How many lines hold the string "thuộc"? Reply with the number alone.

-- -- --

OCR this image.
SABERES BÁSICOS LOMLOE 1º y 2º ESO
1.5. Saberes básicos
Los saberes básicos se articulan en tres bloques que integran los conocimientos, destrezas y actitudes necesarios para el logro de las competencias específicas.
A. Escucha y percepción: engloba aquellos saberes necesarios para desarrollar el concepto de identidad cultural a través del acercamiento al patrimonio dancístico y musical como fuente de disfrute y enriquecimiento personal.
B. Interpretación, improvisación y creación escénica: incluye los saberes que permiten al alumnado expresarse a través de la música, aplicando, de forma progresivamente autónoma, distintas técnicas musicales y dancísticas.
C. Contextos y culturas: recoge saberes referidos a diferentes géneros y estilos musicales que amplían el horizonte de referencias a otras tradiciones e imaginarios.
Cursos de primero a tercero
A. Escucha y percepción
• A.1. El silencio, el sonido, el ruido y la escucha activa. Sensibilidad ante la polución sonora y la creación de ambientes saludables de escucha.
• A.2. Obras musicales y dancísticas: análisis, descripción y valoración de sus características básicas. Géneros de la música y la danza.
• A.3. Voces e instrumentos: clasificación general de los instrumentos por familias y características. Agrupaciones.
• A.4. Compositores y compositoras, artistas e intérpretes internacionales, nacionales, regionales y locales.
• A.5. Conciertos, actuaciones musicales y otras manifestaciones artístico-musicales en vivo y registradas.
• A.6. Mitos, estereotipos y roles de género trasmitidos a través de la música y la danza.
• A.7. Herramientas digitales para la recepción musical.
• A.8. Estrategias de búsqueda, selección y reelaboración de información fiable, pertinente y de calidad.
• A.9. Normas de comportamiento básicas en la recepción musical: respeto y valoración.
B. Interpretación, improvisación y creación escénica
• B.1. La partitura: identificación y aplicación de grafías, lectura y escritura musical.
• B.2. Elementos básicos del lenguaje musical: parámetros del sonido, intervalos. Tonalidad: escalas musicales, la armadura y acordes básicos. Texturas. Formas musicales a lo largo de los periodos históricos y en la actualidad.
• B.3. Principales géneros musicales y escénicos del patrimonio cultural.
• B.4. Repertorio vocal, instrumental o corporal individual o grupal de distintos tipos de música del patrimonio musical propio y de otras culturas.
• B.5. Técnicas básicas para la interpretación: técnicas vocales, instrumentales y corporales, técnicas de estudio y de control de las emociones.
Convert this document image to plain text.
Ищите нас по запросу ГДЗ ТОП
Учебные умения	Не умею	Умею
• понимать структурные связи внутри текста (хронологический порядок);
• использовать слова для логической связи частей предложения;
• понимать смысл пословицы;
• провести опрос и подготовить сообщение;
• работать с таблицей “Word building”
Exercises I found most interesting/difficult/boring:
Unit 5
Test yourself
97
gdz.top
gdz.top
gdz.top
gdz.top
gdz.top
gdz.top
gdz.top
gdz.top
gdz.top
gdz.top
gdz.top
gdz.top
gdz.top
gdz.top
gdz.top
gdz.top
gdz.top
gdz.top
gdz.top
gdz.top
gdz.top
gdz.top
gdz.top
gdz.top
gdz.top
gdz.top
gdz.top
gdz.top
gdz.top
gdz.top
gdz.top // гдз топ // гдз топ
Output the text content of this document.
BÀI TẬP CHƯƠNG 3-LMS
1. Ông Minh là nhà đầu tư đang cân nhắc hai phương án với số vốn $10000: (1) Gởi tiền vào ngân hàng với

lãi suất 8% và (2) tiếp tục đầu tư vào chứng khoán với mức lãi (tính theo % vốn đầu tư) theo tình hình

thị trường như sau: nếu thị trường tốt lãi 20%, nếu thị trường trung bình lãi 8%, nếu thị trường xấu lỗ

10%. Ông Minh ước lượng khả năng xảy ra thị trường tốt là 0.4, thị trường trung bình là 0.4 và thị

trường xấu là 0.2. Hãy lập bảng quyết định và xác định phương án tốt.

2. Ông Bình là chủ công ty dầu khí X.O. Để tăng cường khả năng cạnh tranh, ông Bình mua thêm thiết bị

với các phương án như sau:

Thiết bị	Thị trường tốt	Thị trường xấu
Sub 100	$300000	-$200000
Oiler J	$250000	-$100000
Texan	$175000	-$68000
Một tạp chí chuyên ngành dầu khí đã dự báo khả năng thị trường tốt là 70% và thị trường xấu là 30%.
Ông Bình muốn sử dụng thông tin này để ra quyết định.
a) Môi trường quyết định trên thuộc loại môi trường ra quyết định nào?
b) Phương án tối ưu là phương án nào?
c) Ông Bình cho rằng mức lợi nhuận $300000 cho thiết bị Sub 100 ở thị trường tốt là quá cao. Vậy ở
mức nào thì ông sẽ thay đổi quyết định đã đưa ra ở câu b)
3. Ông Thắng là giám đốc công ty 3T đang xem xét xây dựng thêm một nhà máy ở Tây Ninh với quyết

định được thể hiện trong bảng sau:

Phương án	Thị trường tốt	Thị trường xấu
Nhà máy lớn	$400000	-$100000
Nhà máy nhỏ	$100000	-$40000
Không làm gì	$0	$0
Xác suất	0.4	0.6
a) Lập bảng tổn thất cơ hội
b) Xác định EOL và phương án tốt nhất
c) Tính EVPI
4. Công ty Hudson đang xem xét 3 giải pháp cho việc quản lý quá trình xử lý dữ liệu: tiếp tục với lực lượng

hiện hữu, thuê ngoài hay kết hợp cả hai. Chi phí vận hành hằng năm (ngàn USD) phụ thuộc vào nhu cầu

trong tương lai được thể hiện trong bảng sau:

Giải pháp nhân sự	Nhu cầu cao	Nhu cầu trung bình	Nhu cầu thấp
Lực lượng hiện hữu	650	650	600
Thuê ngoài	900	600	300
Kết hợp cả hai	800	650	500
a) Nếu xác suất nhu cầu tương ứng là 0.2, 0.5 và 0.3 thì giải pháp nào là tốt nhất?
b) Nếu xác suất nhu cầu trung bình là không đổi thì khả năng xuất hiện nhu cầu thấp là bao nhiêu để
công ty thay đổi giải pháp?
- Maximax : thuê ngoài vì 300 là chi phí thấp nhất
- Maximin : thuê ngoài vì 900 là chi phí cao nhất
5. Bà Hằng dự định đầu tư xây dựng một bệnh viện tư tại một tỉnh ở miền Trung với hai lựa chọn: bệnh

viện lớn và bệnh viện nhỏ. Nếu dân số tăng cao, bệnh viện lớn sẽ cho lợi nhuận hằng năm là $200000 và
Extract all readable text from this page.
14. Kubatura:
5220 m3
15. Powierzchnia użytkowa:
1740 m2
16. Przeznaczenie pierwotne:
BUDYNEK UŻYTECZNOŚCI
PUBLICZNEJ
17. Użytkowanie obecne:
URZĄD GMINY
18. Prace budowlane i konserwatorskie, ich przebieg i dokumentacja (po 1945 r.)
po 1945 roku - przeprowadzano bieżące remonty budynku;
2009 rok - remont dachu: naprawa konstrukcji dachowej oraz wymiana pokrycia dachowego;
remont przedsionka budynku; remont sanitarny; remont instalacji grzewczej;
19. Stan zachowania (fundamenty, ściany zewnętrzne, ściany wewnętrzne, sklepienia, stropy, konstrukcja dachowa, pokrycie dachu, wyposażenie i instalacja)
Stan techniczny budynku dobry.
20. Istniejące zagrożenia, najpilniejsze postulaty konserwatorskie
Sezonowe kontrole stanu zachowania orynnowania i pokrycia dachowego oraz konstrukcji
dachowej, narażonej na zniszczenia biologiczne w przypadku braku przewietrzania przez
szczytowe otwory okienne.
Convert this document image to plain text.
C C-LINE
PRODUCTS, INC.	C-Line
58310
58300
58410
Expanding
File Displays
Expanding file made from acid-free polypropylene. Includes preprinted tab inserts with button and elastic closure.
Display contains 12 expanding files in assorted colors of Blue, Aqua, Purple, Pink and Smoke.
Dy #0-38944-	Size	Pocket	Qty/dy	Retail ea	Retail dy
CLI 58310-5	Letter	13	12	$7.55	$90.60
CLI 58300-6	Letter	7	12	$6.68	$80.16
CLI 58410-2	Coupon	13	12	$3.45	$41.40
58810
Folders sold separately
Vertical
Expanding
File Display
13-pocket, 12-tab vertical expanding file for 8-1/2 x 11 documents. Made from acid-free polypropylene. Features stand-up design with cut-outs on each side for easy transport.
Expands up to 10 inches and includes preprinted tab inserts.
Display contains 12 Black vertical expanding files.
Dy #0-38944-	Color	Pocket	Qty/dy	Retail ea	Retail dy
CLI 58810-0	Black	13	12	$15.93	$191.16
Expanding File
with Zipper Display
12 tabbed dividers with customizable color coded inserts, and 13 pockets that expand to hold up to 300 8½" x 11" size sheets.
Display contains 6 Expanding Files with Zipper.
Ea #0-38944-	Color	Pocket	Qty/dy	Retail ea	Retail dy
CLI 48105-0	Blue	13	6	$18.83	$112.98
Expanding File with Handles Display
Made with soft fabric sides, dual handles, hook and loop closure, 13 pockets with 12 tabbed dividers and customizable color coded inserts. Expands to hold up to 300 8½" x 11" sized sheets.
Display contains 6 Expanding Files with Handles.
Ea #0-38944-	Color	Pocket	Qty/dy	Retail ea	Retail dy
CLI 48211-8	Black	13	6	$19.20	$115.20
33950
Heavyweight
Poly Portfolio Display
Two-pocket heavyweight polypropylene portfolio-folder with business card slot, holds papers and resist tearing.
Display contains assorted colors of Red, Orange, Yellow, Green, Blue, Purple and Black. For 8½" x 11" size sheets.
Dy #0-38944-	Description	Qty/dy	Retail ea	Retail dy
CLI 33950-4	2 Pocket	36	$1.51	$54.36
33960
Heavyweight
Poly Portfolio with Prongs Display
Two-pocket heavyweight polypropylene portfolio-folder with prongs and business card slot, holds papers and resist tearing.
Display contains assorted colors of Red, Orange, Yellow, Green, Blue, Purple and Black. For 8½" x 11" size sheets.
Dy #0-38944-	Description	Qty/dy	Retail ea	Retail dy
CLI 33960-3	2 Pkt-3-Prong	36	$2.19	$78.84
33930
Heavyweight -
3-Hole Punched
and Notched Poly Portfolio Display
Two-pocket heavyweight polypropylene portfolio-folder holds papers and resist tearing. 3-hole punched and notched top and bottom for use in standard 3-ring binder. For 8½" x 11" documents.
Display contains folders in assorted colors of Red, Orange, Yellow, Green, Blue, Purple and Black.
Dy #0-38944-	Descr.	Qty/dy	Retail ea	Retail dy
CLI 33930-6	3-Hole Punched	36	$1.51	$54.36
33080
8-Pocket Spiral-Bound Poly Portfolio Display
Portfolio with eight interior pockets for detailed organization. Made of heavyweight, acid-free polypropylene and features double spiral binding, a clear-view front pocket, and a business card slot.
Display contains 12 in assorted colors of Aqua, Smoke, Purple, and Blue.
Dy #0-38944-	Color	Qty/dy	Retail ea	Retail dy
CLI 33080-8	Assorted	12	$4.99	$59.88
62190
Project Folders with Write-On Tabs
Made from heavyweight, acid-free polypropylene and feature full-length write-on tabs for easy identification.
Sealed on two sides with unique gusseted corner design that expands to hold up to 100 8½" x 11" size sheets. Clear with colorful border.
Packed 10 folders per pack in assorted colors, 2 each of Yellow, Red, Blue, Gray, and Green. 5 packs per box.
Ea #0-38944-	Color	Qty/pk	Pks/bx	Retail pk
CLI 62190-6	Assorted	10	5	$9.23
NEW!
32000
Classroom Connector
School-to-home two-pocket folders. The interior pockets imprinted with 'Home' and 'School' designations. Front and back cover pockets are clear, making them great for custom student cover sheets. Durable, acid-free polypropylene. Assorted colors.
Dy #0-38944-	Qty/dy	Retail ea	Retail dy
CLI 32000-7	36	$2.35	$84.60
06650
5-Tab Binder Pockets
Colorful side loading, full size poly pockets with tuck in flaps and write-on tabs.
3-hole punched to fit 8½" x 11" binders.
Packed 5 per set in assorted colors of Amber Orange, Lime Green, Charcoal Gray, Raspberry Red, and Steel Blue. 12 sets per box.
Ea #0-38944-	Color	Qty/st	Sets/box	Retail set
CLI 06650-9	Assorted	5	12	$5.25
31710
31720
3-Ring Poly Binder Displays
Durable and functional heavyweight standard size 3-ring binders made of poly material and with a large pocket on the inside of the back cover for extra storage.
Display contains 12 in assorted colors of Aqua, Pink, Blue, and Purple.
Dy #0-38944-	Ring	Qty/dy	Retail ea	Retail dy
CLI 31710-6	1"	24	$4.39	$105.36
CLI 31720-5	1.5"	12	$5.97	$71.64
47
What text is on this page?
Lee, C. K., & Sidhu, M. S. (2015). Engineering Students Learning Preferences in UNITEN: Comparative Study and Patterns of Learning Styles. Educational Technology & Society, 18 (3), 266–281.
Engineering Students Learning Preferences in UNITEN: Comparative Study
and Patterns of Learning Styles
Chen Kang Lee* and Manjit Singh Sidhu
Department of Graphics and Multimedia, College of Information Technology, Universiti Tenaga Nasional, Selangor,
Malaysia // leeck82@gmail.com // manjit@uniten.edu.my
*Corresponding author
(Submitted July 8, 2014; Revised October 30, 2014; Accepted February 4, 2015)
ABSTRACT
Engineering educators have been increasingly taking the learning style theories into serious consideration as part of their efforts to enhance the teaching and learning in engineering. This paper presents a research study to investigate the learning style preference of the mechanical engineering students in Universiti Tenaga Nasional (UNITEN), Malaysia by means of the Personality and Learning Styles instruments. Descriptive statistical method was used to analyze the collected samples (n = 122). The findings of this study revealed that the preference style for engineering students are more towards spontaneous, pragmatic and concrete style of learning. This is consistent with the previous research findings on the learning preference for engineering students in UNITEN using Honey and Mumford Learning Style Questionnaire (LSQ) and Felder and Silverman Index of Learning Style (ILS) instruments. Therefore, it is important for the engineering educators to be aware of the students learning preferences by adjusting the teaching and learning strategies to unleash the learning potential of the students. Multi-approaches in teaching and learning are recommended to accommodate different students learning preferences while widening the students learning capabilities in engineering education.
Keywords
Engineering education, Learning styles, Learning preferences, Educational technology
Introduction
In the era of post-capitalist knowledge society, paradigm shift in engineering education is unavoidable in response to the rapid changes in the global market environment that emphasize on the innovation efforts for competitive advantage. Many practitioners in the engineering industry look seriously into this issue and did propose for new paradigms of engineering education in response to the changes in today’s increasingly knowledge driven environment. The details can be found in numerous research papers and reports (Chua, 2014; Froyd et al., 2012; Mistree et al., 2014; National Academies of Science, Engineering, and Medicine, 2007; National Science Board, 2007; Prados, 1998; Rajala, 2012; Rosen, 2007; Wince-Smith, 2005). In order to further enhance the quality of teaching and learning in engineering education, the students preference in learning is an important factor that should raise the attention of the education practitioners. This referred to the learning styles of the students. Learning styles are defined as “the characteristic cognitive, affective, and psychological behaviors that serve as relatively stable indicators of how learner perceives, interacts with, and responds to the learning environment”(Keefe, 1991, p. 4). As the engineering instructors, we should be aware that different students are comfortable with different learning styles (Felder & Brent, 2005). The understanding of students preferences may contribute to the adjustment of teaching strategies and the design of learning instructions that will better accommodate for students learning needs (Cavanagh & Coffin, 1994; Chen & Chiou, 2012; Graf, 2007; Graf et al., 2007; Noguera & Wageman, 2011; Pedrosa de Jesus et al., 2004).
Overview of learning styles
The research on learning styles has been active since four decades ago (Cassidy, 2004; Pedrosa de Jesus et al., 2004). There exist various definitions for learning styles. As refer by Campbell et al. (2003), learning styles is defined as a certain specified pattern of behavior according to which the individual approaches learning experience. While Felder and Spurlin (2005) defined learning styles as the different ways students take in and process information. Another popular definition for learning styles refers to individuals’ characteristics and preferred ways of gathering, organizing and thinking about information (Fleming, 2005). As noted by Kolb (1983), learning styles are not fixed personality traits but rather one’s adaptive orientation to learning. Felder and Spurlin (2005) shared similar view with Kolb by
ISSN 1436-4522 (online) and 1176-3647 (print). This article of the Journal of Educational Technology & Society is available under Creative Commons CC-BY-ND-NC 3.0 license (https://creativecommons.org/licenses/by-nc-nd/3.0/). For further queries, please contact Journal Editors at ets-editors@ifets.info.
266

-- -- --

Reply to the task: 2